REQUIRED WORK
Which lines include the word "where"? Copy each of them.
** START **
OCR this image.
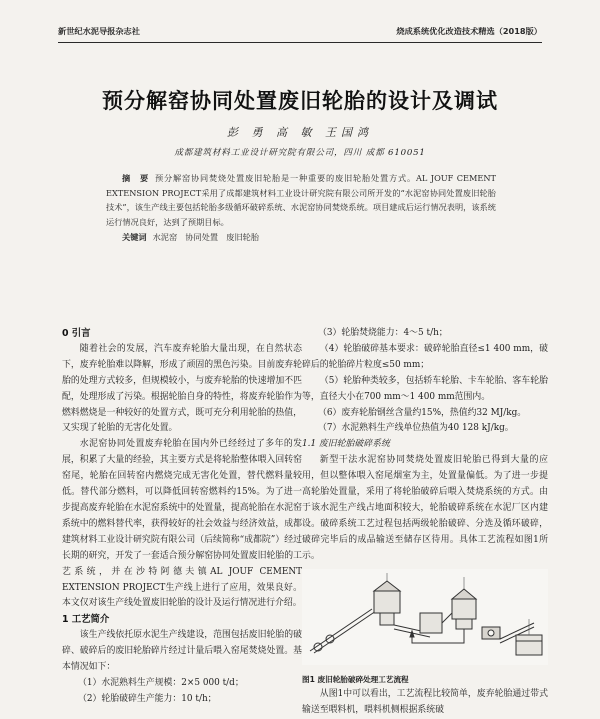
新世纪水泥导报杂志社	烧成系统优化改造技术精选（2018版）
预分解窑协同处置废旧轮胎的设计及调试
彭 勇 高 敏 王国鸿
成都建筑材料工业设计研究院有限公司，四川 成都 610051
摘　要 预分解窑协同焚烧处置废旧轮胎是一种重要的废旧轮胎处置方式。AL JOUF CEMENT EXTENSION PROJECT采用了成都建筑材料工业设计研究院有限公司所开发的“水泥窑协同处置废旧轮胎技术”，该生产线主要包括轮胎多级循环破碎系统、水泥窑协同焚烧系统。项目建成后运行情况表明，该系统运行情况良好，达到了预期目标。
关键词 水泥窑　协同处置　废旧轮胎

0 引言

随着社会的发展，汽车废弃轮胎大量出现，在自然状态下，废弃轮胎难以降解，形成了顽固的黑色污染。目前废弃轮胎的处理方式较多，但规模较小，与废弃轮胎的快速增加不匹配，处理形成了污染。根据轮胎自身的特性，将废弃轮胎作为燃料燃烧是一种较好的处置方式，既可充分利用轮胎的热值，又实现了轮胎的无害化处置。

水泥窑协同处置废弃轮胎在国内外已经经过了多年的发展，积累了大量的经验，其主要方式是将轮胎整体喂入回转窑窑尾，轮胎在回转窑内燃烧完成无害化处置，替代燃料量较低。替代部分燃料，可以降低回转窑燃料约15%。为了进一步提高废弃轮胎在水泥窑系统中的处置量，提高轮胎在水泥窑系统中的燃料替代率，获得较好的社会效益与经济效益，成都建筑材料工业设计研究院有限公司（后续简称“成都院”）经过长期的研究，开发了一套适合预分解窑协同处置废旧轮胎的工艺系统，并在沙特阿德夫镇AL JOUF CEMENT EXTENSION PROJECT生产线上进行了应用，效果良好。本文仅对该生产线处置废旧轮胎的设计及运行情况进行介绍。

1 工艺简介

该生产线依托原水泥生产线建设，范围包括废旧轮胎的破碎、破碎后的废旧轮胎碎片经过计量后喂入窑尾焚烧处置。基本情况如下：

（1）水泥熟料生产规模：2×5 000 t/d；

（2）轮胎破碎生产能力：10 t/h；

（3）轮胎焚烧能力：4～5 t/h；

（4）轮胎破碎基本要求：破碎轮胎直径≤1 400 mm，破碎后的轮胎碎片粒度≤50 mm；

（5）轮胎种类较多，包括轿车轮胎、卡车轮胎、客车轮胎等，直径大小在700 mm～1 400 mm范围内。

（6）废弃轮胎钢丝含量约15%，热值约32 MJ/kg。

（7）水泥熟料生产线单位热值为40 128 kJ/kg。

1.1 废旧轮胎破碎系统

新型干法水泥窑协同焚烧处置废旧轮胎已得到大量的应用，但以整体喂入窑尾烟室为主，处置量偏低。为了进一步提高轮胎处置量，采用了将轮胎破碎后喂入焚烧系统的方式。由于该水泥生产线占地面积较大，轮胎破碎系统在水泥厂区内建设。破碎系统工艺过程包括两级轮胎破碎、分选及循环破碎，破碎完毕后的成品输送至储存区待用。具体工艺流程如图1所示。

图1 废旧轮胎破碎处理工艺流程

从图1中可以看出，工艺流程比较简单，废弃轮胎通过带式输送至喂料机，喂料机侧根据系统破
** END **
** START **
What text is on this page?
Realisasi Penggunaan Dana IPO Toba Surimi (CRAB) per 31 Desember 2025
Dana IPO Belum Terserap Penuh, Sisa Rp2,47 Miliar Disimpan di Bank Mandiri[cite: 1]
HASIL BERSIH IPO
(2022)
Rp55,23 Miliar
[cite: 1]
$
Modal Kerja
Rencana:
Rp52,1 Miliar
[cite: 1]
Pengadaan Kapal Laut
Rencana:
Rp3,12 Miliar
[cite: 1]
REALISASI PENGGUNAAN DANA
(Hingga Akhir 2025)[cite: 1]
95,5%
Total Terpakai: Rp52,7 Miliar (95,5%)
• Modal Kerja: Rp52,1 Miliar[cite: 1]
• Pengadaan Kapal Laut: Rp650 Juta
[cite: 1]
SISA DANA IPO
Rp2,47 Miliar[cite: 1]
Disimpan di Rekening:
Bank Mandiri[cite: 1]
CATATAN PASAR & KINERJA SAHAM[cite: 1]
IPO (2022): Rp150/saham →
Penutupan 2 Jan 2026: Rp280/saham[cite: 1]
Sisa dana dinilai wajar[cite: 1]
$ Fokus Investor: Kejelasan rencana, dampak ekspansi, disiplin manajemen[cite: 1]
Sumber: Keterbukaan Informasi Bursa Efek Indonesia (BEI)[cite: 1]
** END **
** START **
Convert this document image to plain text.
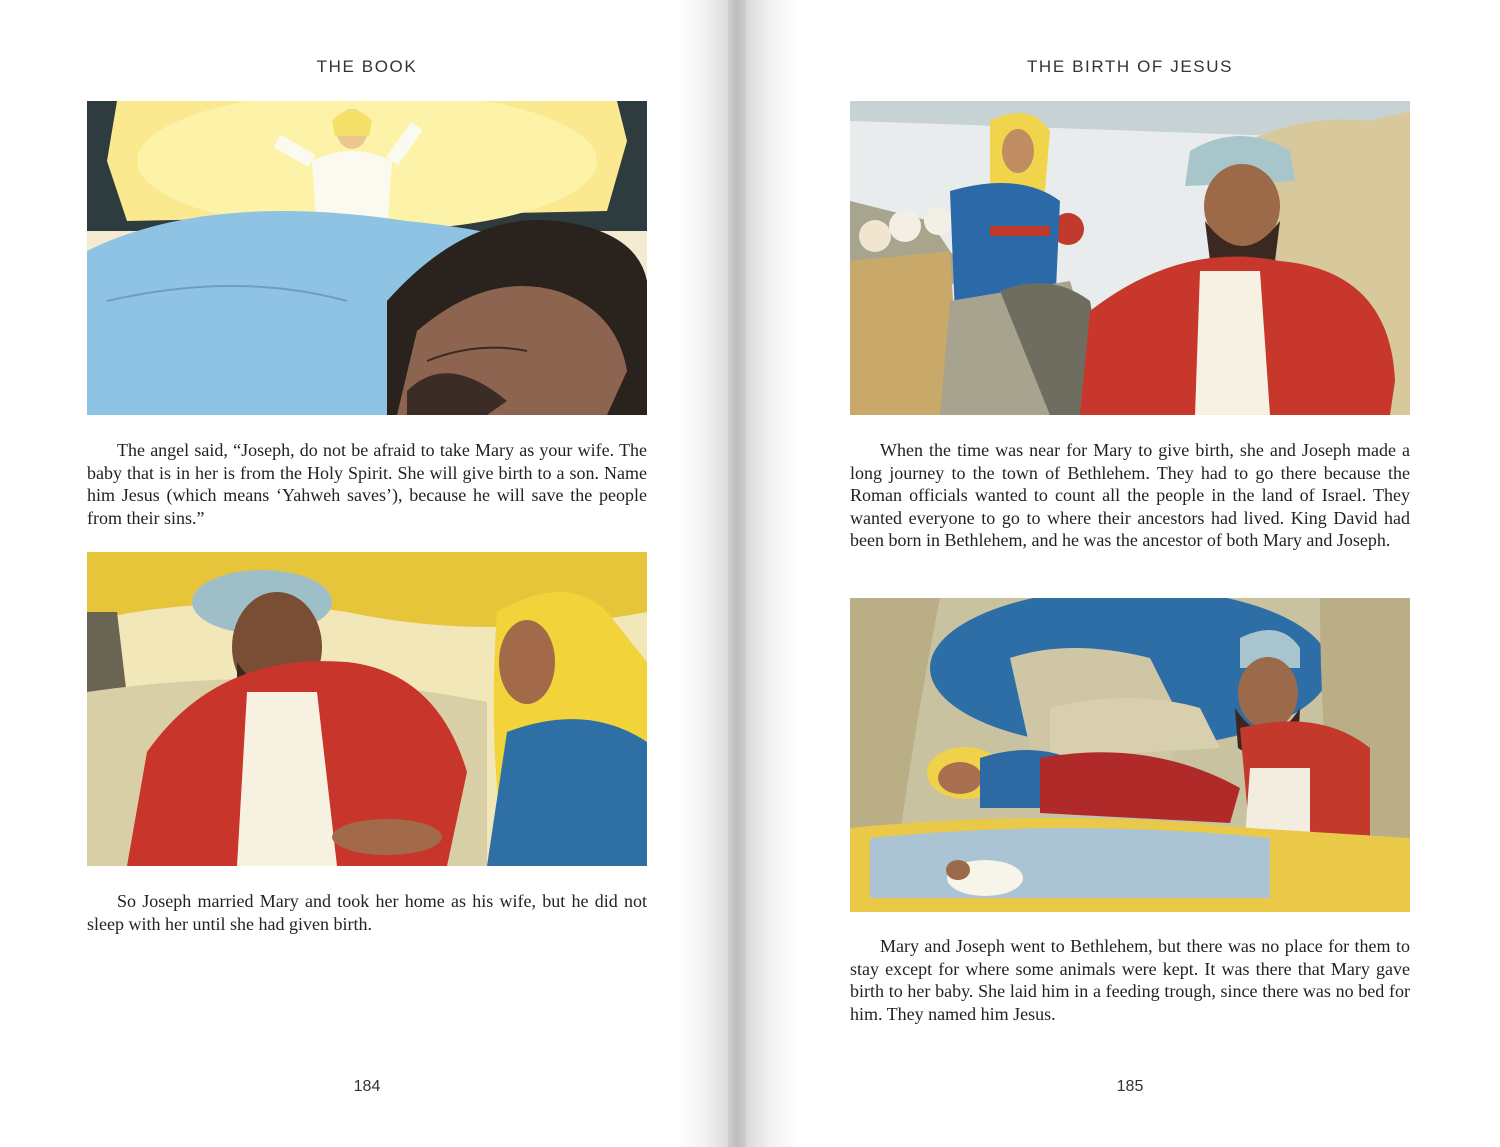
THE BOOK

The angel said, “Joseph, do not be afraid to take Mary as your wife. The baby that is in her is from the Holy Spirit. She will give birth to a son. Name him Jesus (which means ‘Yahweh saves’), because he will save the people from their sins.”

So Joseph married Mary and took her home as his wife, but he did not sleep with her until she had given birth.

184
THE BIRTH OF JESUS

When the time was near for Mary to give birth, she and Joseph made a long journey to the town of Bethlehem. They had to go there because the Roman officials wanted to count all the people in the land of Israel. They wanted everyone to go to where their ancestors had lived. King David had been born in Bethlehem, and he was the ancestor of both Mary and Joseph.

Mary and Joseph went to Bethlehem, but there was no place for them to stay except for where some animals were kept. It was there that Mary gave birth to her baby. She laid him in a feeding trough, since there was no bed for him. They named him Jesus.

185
** END **
EXPECTED OUTPUT
When the time was near for Mary to give birth, she and Joseph made a long journey to the town of Bethlehem. They had to go there because the Roman officials wanted to count all the people in the land of Israel. They wanted everyone to go to where their ancestors had lived. King David had been born in Bethlehem, and he was the ancestor of both Mary and Joseph.
Mary and Joseph went to Bethlehem, but there was no place for them to stay except for where some animals were kept. It was there that Mary gave birth to her baby. She laid him in a feeding trough, since there was no bed for him. They named him Jesus.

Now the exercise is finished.